>> begin PASSAGE

Fly Releasing non-stop

brenol · April 19, 2023, 2:01am

Hi! I’m running a application on fly and I’m making a few changes, however in my Activity Page Fly.io is releasing about every minute, I’m now on v959 (I think I was on v50 or something)?. Seems like a issue on your side, I’m just reporting as it seems it has stopped.

Thanks!

danwetherald · April 19, 2023, 3:23am

Every time a scaling event happens the version number will increment. This includes autoscaling and region switches.

brenol · April 19, 2023, 3:27am

Hi dan,

Yep, I’m aware. However for some reason it’s changing by itself:

But using flyctl releases show the correct last version:
v74 complete Release [emailredacted] 21m24s ago

So yeah, not sure what’s going on. But it seems somehow fly broke.

Here’s my Monitoring screen:

However, all health checks are passing, and I have only 1 application configured.
I was using GRU last week but changed to SEA, for some reason it’s trying to deploy to GRU, I think. Which is odd, as I don’t have it set in my regions anymore.
Regions [app]: sea

So yeah, not sure what’s going on

danwetherald · April 19, 2023, 3:30am

Have you tried simply restarting the app by chance?

Also, is this a V2 or V1 app?

brenol · April 19, 2023, 3:33am

It’s a V2, did not try to restart (only new deploys). I’m restarting it now to see if something changes. Thanks for your help btw.

edit: Restarting didn’t fix. Still happening.
I think I’ll add gru as a region and then drop it to see if it fixes.

danwetherald · April 19, 2023, 3:36am

Hmm I wonder if the machine is stuck in a bad state. Can you try to clone the machine to the same region, then once that has completed, delete the old machine.

>> end PASSAGE

> [TASK A]: Do these statements agree with the forum thread? (i) The flyctl releases command showed v74 as the last version. (ii) Restarting the app fixed the problem. (iii) The app is a V1 app. Answer yes or no for each, quoting the deciding words.
> [TASK B]: Write out everything in the forum thread from "Fly Releasing non-stop" down to "and region switches.", changing "Activity Page" to "Dashboard".

>> begin INFORMATION PROVIDED

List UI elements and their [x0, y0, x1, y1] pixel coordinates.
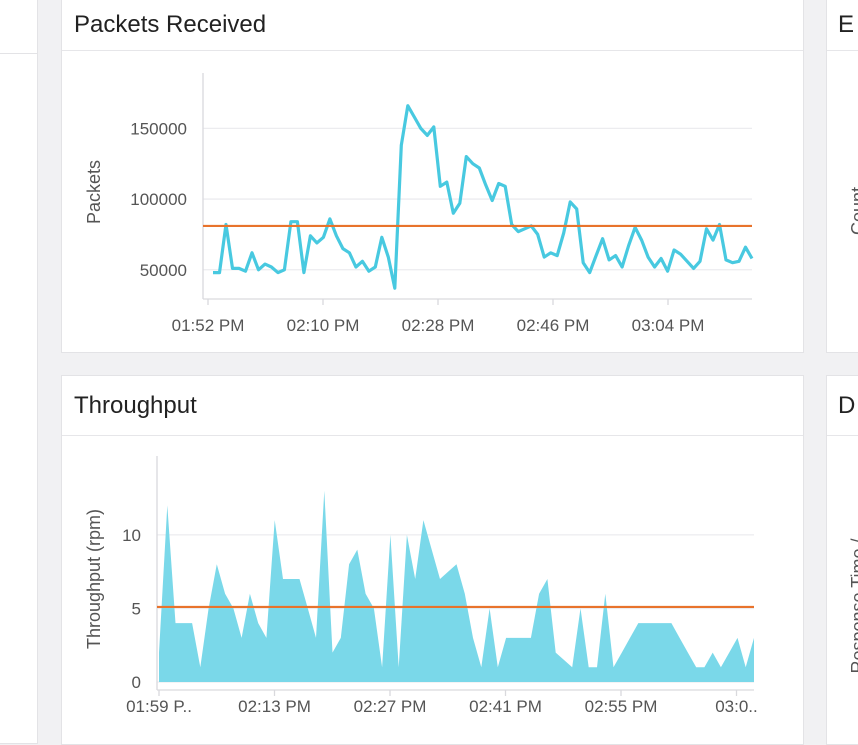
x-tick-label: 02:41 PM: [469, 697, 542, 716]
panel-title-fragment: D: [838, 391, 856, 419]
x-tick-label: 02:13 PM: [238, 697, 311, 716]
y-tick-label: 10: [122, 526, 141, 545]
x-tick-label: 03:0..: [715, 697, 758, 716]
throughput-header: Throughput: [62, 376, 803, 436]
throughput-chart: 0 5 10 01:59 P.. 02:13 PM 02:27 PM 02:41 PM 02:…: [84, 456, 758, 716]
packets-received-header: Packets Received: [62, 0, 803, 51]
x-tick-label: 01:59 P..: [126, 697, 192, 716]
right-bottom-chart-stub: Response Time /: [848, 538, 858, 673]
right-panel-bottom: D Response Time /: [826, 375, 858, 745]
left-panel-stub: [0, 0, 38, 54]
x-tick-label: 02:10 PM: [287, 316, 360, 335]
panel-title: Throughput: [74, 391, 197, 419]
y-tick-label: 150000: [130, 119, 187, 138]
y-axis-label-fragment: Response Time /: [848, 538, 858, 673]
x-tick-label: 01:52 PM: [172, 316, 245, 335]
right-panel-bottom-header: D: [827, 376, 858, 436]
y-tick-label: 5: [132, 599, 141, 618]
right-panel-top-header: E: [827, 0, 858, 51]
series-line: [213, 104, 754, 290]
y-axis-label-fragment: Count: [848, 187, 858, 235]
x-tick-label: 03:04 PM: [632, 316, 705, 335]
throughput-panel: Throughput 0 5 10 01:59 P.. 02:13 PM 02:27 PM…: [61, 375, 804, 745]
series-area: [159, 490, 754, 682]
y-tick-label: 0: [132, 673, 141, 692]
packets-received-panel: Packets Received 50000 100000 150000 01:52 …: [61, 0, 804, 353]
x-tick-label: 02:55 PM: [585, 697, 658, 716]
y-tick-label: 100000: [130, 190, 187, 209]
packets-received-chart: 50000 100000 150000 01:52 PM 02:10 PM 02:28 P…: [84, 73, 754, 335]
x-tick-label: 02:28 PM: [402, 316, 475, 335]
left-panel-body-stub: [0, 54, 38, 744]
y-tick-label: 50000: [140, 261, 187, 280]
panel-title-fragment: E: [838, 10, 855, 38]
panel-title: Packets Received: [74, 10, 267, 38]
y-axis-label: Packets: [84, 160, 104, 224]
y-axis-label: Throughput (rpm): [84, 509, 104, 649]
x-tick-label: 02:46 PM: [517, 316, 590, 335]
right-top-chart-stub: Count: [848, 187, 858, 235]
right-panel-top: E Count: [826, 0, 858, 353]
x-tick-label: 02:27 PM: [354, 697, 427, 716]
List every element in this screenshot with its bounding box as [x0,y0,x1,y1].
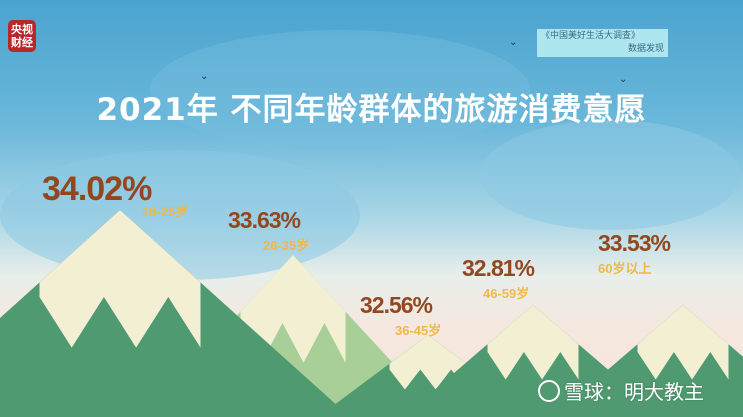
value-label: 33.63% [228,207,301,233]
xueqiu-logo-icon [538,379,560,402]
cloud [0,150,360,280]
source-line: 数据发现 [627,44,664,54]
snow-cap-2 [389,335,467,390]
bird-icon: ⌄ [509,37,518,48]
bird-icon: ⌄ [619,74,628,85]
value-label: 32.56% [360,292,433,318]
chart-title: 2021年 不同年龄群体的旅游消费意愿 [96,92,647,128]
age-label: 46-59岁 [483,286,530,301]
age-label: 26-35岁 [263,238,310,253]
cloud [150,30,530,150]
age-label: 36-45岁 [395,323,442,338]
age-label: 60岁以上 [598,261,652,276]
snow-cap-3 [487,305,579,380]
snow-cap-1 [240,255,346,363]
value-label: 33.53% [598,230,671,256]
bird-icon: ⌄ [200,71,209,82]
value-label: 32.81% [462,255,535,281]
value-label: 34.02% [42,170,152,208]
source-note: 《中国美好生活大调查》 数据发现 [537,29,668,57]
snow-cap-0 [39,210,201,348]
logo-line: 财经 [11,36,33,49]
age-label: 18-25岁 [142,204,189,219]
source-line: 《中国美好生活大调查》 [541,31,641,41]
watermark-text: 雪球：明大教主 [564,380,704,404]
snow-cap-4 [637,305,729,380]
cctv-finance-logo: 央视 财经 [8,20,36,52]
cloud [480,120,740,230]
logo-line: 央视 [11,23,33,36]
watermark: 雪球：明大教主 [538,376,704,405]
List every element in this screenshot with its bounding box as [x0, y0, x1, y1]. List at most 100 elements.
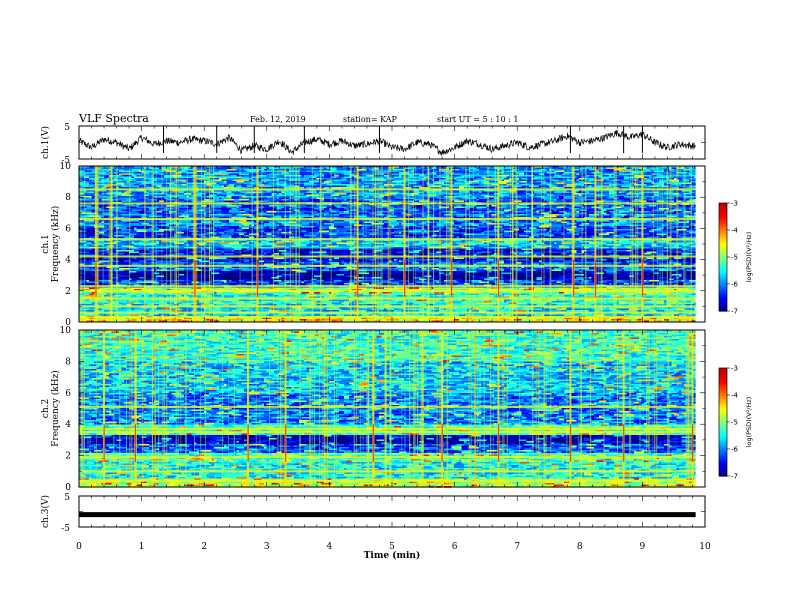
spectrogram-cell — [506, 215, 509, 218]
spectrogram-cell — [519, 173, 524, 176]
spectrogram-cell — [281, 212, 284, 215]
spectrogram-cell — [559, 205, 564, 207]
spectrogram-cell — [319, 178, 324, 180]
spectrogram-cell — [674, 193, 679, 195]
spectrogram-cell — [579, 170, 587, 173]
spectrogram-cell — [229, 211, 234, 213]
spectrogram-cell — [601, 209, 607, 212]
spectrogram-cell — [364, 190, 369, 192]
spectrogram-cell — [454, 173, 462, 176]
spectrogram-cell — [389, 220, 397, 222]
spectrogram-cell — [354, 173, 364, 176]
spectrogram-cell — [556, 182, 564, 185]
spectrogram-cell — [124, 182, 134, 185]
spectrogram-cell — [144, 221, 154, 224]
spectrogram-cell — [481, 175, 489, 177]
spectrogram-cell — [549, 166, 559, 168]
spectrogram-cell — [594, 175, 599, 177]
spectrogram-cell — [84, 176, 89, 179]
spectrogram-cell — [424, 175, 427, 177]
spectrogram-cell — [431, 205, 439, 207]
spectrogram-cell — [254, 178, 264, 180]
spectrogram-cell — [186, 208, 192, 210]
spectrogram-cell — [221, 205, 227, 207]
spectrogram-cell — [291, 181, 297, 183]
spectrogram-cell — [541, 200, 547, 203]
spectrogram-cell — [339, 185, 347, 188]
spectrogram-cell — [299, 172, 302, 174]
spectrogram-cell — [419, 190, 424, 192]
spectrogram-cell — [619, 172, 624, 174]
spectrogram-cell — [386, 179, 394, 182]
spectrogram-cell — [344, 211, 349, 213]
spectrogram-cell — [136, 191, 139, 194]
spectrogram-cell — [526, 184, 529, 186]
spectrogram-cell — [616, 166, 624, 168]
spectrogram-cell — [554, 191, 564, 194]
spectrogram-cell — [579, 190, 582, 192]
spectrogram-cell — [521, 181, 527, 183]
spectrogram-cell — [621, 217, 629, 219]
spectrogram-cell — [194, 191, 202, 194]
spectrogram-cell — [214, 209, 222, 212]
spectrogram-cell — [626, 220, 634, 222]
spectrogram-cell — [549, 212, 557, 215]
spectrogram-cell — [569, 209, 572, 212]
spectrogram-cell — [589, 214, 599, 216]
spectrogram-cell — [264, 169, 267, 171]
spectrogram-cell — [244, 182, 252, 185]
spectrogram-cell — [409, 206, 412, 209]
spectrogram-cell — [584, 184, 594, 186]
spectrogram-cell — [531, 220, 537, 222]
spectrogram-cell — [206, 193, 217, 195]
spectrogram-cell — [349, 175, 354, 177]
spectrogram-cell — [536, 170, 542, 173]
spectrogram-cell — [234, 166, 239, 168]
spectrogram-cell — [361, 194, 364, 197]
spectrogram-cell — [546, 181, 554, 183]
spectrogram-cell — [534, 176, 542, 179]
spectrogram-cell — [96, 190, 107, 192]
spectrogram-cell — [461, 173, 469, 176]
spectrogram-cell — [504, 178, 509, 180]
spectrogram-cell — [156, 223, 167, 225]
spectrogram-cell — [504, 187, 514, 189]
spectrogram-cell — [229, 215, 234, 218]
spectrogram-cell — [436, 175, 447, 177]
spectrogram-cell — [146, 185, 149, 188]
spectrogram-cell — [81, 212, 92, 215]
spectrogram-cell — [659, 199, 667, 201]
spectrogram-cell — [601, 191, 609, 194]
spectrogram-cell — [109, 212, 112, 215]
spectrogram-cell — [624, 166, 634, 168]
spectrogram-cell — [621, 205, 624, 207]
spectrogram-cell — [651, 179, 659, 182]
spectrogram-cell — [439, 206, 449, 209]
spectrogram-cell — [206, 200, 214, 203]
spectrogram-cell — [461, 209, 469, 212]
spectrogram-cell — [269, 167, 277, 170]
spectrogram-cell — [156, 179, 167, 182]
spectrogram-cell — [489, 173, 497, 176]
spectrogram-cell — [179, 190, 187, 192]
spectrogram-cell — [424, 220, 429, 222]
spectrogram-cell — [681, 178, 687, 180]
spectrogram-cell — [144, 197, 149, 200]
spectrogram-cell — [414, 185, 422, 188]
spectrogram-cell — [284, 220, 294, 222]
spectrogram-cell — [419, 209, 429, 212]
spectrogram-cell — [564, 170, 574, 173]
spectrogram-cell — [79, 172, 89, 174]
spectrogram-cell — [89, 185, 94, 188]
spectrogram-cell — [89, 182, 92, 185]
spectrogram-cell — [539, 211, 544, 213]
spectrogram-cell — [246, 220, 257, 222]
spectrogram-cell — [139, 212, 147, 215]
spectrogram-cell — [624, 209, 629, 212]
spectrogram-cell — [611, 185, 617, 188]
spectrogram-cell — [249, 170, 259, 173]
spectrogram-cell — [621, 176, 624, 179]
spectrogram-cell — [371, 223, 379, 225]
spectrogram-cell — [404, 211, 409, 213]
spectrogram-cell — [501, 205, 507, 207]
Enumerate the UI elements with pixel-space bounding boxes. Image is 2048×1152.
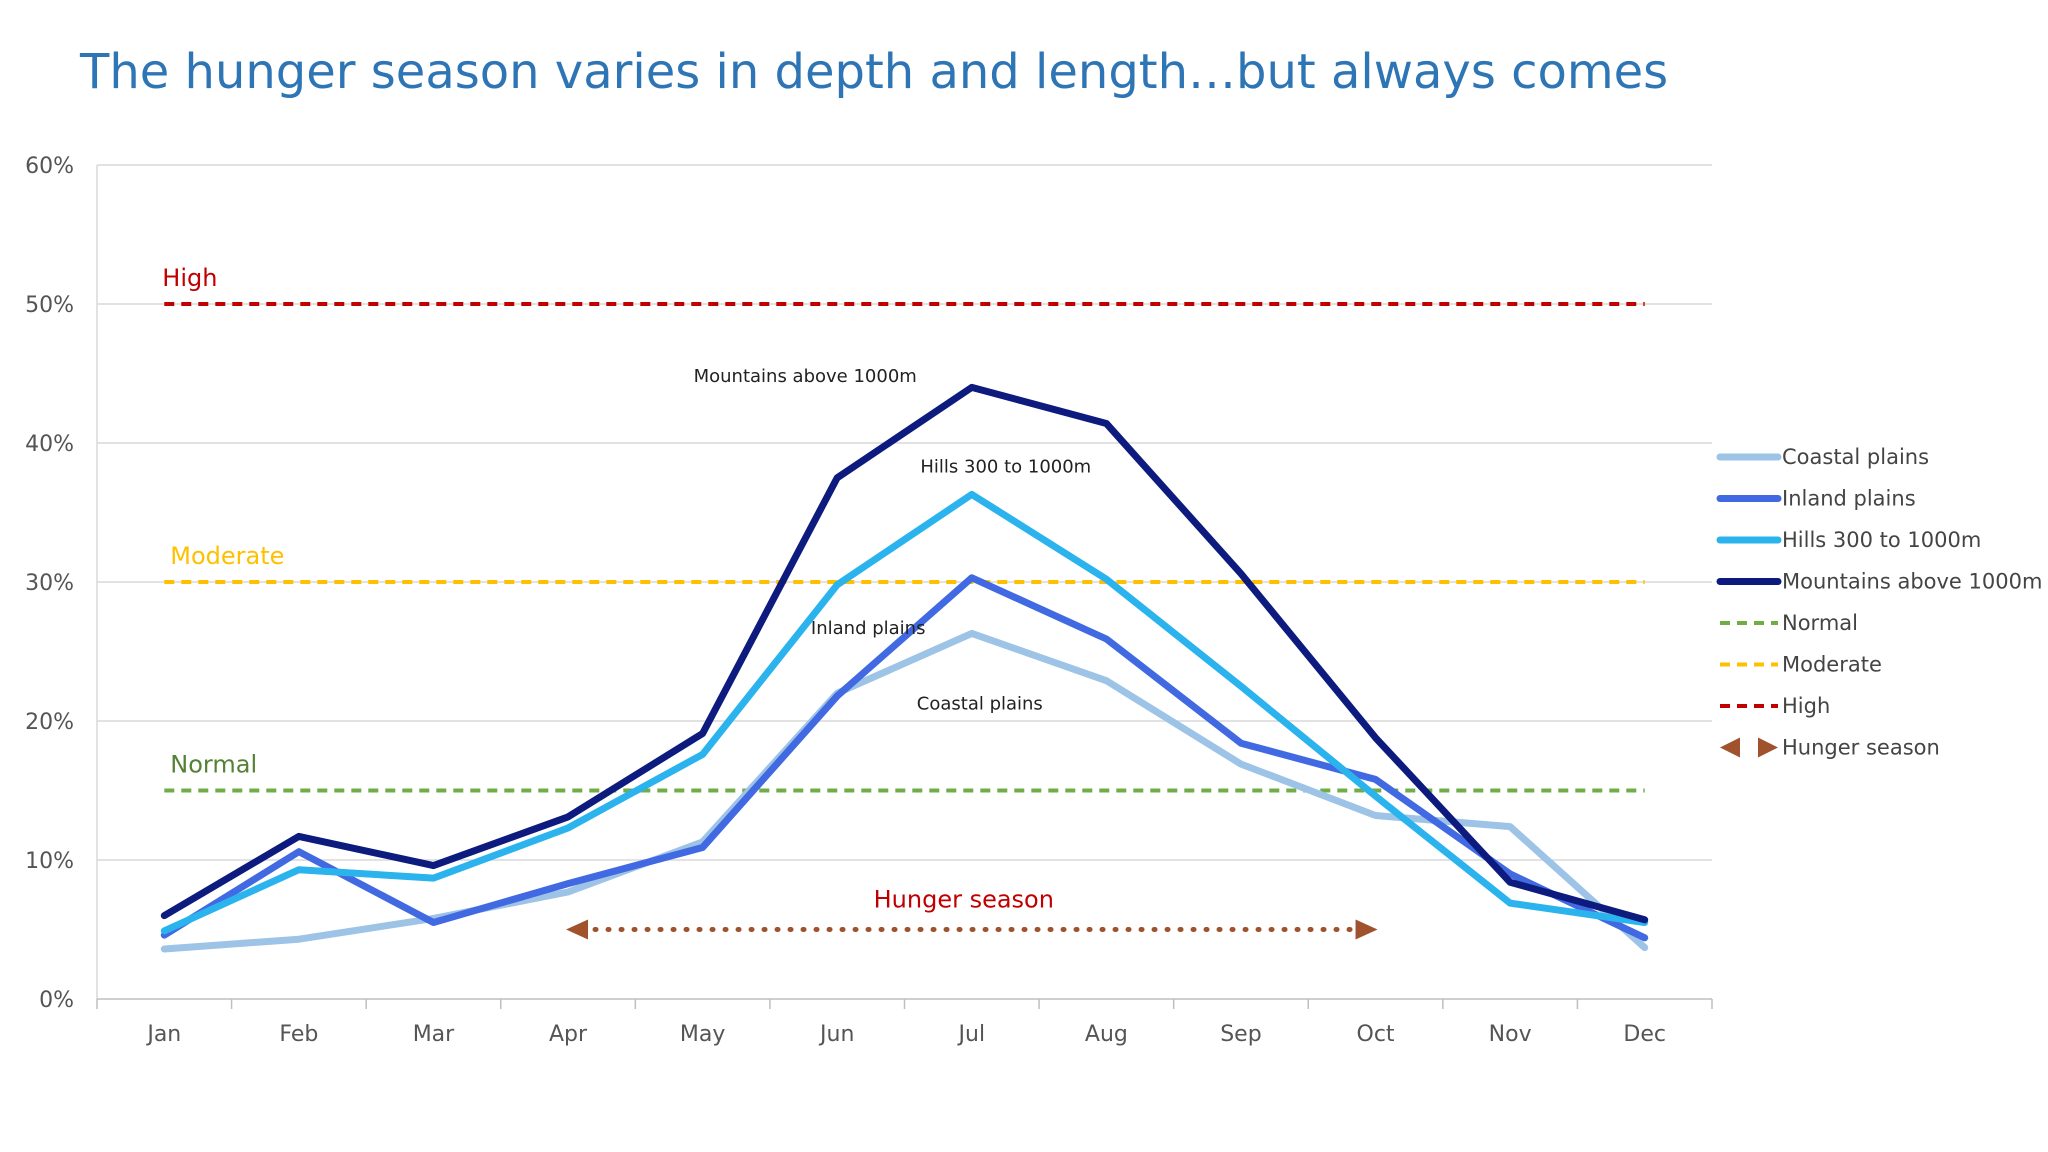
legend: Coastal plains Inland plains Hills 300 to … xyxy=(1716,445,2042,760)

>> end INFORMATION PROVIDED

> [WORKED ANSWER A]:
(i) Yes: "v74 complete Release"
(ii) No: "Restarting didn’t fix. Still happening."
(iii) No: "It’s a V2"

> [WORKED ANSWER B]:
Fly Releasing non-stop

brenol · April 19, 2023, 2:01am

Hi! I’m running a application on fly and I’m making a few changes, however in my Dashboard Fly.io is releasing about every minute, I’m now on v959 (I think I was on v50 or something)?. Seems like a issue on your side, I’m just reporting as it seems it has stopped.

Thanks!

danwetherald · April 19, 2023, 3:23am

Every time a scaling event happens the version number will increment. This includes autoscaling and region switches.